───── TEXT SEGMENT
Subject: Re: [SCHED] wrong priority calc - SIMPLE test case
From: MIke Galbraith <efault@gmx.de>
To: Con Kolivas <kernel@kolivas.org>
Cc: Paolo Ornati <ornati@fastwebnet.it>,
       Linux Kernel Mailing List <linux-kernel@vger.kernel.org>,
       Ingo Molnar <mingo@elte.hu>, Nick Piggin <nickpiggin@yahoo.com.au>,
       Andrew Morton <akpm@osdl.org>
In-Reply-To: <5.2.1.1.2.20060127175530.00c3db30@pop.gmx.net>
References: <5.2.1.1.2.20060127175530.00c3db30@pop.gmx.net>
Content-Type: text/plain
Date: Fri, 27 Jan 2006 21:06:08 +0100
Message-Id: <1138392368.7770.72.camel@homer>
Mime-Version: 1.0
Content-Transfer-Encoding: 7bit
Sender: linux-kernel-owner@vger.kernel.org
Content-Length: 13754
Lines: 405

On Fri, 2006-01-27 at 17:57 +0100, Con Kolivas wrote:
> On Saturday 14 January 2006 03:15, Mike Galbraith wrote:
>  > At 01:34 AM 1/14/2006 +1100, Con Kolivas wrote:
>  > >On Saturday 14 January 2006 00:01, Mike Galbraith wrote:
>  > > > At 09:51 PM 1/13/2006 +1100, Con Kolivas wrote:
>  > > > >See my followup patches that I have posted following "[PATCH 0/5]
>  > > > > sched - interactivity updates". The first 3 patches are what you
>  > > > > tested. These patches are being put up for testing hopefully in -mm.
>  > > >
>  > > > Then the (buggy) version of my simple throttling patch will need to
>  > > > come out.  (which is OK, I have a debugged potent++ version)
──────────
**THE TASKS:**
A - Quote the scheduler mailing-list message from "On Fri, 2006-01-27" up to and including "hopefully in -mm.".
B - Set out the lines of the entries as a numbered list, from the line with "network-button[interactable] [794,482,808,506]" up to and including the line with "workspace-1[interactable] [68,470,92,482]", leaving out blank lines.
The entries that follow have no connection to the scheduler mailing-list message.
───── RAW RECORDS
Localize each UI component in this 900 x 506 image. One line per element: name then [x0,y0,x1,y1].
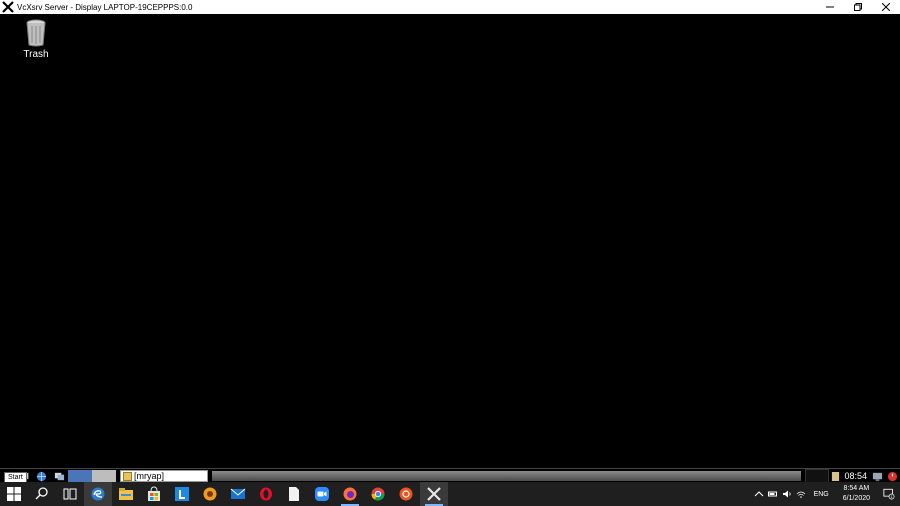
network-button[interactable] [794,482,808,506]
desktop-icon-trash[interactable]: Trash [17,19,55,60]
clock-time: 8:54 AM [843,485,870,492]
task-button-mryap[interactable]: [mryap] [120,470,208,482]
minimize-icon [826,6,834,8]
vcxsrv-icon [427,487,441,501]
windows-start-button[interactable] [0,482,28,506]
search-button[interactable] [28,482,56,506]
cpu-monitor [805,469,830,483]
system-clock[interactable]: 8:54 AM 6/1/2020 [843,484,870,504]
l-app-icon [175,487,189,501]
store-button[interactable] [140,482,168,506]
show-hidden-icons-button[interactable] [752,482,766,506]
language-indicator[interactable]: ENG [814,491,829,498]
taskbar-empty-area [212,471,802,481]
battery-icon [767,491,777,497]
clipboard-button[interactable] [829,470,841,482]
edge-button[interactable] [84,482,112,506]
task-label: [mryap] [134,471,165,481]
task-view-button[interactable] [56,482,84,506]
restore-button[interactable] [844,0,872,14]
chrome-icon [371,487,385,501]
opera-button[interactable] [252,482,280,506]
windows-taskbar: ENG 8:54 AM 6/1/2020 1 [0,482,900,506]
ubuntu-icon [399,487,413,501]
firefox-icon [343,487,357,501]
task-view-icon [63,488,77,500]
close-icon [882,3,890,11]
file-explorer-button[interactable] [112,482,140,506]
workspace-1[interactable] [68,470,92,482]
notification-icon: 1 [883,488,895,500]
action-center-button[interactable]: 1 [878,482,900,506]
vcxsrv-taskbar-button[interactable] [420,482,448,506]
document-icon [289,487,299,501]
app-orange-icon [203,487,217,501]
clipboard-icon [831,471,840,481]
chrome-button[interactable] [364,482,392,506]
edge-icon [91,487,105,501]
opera-icon [260,487,272,501]
monitor-icon [872,472,882,481]
lxde-panel: [mryap] 08:54 [0,468,900,483]
windows-stack-icon [54,472,64,480]
document-button[interactable] [280,482,308,506]
lxde-clock[interactable]: 08:54 [844,471,867,481]
mail-icon [230,488,246,499]
lxde-browser-button[interactable] [32,470,50,482]
ubuntu-button[interactable] [392,482,420,506]
lock-screen-button[interactable] [870,470,884,482]
lxde-windows-button[interactable] [50,470,68,482]
close-button[interactable] [872,0,900,14]
wifi-icon [796,491,805,498]
volume-button[interactable] [780,482,794,506]
app-orange-button[interactable] [196,482,224,506]
logout-button[interactable] [884,470,900,482]
store-icon [148,486,160,501]
firefox-button[interactable] [336,482,364,506]
x-desktop[interactable]: Trash [0,14,900,468]
zoom-button[interactable] [308,482,336,506]
windows-start-icon [7,487,21,501]
search-icon [35,487,48,500]
speaker-icon [782,490,791,498]
vcxsrv-x-icon [2,1,14,13]
minimize-button[interactable] [816,0,844,14]
restore-icon [854,3,862,11]
folder-icon [123,471,132,481]
l-app-button[interactable] [168,482,196,506]
window-title: VcXsrv Server - Display LAPTOP-19CEPPPS:… [17,2,193,12]
file-explorer-icon [119,488,133,500]
zoom-icon [315,487,329,501]
trash-icon [26,19,46,47]
window-title-bar[interactable]: VcXsrv Server - Display LAPTOP-19CEPPPS:… [0,0,900,14]
workspace-2[interactable] [92,470,116,482]
chevron-up-icon [754,491,763,497]
clock-date: 6/1/2020 [842,495,870,502]
notification-count: 1 [891,495,893,499]
system-tray: ENG 8:54 AM 6/1/2020 1 [752,482,900,506]
power-icon [887,471,897,481]
globe-icon [36,471,46,481]
mail-button[interactable] [224,482,252,506]
battery-button[interactable] [766,482,780,506]
desktop-icon-label: Trash [23,49,49,60]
──────────
**RESULTS IN ORDER:**
A -
On Fri, 2006-01-27 at 17:57 +0100, Con Kolivas wrote:
> On Saturday 14 January 2006 03:15, Mike Galbraith wrote:
>  > At 01:34 AM 1/14/2006 +1100, Con Kolivas wrote:
>  > >On Saturday 14 January 2006 00:01, Mike Galbraith wrote:
>  > > > At 09:51 PM 1/13/2006 +1100, Con Kolivas wrote:
>  > > > >See my followup patches that I have posted following "[PATCH 0/5]
>  > > > > sched - interactivity updates". The first 3 patches are what you
>  > > > > tested. These patches are being put up for testing hopefully in -mm.

B -
1. network-button[interactable] [794,482,808,506]
2. desktop-icon-trash[interactable]: Trash [17,19,55,60]
3. clock-time: 8:54 AM [843,485,870,492]
4. task-button-mryap[interactable]: [mryap] [120,470,208,482]
5. minimize-icon [826,6,834,8]
6. vcxsrv-icon [427,487,441,501]
7. windows-start-button[interactable] [0,482,28,506]
8. search-button[interactable] [28,482,56,506]
9. cpu-monitor [805,469,830,483]
10. system-clock[interactable]: 8:54 AM 6/1/2020 [843,484,870,504]
11. l-app-icon [175,487,189,501]
12. store-button[interactable] [140,482,168,506]
13. show-hidden-icons-button[interactable] [752,482,766,506]
14. language-indicator[interactable]: ENG [814,491,829,498]
15. taskbar-empty-area [212,471,802,481]
16. battery-icon [767,491,777,497]
17. clipboard-button[interactable] [829,470,841,482]
18. edge-button[interactable] [84,482,112,506]
19. task-label: [mryap] [134,471,165,481]
20. task-view-button[interactable] [56,482,84,506]
21. restore-button[interactable] [844,0,872,14]
22. chrome-icon [371,487,385,501]
23. opera-button[interactable] [252,482,280,506]
24. windows-taskbar: ENG 8:54 AM 6/1/2020 1 [0,482,900,506]
25. ubuntu-icon [399,487,413,501]
26. firefox-icon [343,487,357,501]
27. task-view-icon [63,488,77,500]
28. close-icon [882,3,890,11]
29. file-explorer-button[interactable] [112,482,140,506]
30. workspace-1[interactable] [68,470,92,482]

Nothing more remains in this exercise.